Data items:
-- Begin --

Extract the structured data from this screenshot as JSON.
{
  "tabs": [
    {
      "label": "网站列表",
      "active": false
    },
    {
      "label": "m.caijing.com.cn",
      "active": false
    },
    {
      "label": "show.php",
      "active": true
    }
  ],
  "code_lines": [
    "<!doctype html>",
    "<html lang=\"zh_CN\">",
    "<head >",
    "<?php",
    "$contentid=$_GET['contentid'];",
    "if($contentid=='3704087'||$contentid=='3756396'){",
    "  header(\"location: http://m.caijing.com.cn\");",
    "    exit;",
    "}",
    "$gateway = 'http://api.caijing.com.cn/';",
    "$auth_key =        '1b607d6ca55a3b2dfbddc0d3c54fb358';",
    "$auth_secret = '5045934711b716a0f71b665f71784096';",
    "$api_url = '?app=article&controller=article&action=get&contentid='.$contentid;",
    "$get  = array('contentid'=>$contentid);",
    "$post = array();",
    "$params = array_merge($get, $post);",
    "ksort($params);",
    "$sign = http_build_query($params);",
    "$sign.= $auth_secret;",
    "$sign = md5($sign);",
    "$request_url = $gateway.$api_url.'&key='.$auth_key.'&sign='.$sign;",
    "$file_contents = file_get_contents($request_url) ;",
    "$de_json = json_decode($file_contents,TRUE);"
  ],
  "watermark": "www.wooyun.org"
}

-- End --

**GIVEN TASK:** Pull out all lines from the entries above that include the word "params".

**CORRECT OUTPUT:**
    "$params = array_merge($get, $post);",
    "ksort($params);",
    "$sign = http_build_query($params);",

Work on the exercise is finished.